> Given request: Only the lines from the one containing "What text is on this page?" through the end of the entries should be repeated, exactly as they appear, first and last included.

***

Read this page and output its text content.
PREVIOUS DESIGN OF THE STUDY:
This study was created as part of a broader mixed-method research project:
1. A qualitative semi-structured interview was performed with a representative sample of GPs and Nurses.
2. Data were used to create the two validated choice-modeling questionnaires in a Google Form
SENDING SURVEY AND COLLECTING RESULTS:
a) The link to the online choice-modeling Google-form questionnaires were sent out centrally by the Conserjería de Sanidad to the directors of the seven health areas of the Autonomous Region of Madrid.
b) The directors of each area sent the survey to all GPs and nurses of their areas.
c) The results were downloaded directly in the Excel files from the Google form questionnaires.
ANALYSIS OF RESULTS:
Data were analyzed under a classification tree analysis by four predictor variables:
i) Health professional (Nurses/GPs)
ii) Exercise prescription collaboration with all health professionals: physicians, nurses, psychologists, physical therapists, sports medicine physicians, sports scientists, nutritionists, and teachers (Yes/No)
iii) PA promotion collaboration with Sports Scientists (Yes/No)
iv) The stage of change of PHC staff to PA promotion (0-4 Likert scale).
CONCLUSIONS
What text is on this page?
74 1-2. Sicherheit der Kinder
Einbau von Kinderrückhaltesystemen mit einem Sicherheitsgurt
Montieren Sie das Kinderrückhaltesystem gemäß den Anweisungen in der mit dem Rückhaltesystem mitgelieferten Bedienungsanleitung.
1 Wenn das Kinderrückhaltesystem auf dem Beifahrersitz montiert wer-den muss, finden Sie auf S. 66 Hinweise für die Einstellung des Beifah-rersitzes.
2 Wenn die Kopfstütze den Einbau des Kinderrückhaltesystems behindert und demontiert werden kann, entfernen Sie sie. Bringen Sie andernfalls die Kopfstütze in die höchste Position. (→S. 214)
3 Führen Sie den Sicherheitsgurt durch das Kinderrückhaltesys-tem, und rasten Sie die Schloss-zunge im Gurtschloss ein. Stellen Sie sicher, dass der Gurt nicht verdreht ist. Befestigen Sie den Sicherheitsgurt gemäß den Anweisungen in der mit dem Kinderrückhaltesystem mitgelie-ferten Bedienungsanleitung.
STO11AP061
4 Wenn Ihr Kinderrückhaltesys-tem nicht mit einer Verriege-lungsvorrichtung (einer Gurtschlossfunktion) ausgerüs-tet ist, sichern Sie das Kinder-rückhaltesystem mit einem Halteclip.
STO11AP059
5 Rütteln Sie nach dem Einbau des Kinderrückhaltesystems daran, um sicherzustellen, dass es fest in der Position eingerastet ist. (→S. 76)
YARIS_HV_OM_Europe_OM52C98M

***

> Complete response:
What text is on this page?
74 1-2. Sicherheit der Kinder
Einbau von Kinderrückhaltesystemen mit einem Sicherheitsgurt
Montieren Sie das Kinderrückhaltesystem gemäß den Anweisungen in der mit dem Rückhaltesystem mitgelieferten Bedienungsanleitung.
1 Wenn das Kinderrückhaltesystem auf dem Beifahrersitz montiert wer-den muss, finden Sie auf S. 66 Hinweise für die Einstellung des Beifah-rersitzes.
2 Wenn die Kopfstütze den Einbau des Kinderrückhaltesystems behindert und demontiert werden kann, entfernen Sie sie. Bringen Sie andernfalls die Kopfstütze in die höchste Position. (→S. 214)
3 Führen Sie den Sicherheitsgurt durch das Kinderrückhaltesys-tem, und rasten Sie die Schloss-zunge im Gurtschloss ein. Stellen Sie sicher, dass der Gurt nicht verdreht ist. Befestigen Sie den Sicherheitsgurt gemäß den Anweisungen in der mit dem Kinderrückhaltesystem mitgelie-ferten Bedienungsanleitung.
STO11AP061
4 Wenn Ihr Kinderrückhaltesys-tem nicht mit einer Verriege-lungsvorrichtung (einer Gurtschlossfunktion) ausgerüs-tet ist, sichern Sie das Kinder-rückhaltesystem mit einem Halteclip.
STO11AP059
5 Rütteln Sie nach dem Einbau des Kinderrückhaltesystems daran, um sicherzustellen, dass es fest in der Position eingerastet ist. (→S. 76)
YARIS_HV_OM_Europe_OM52C98M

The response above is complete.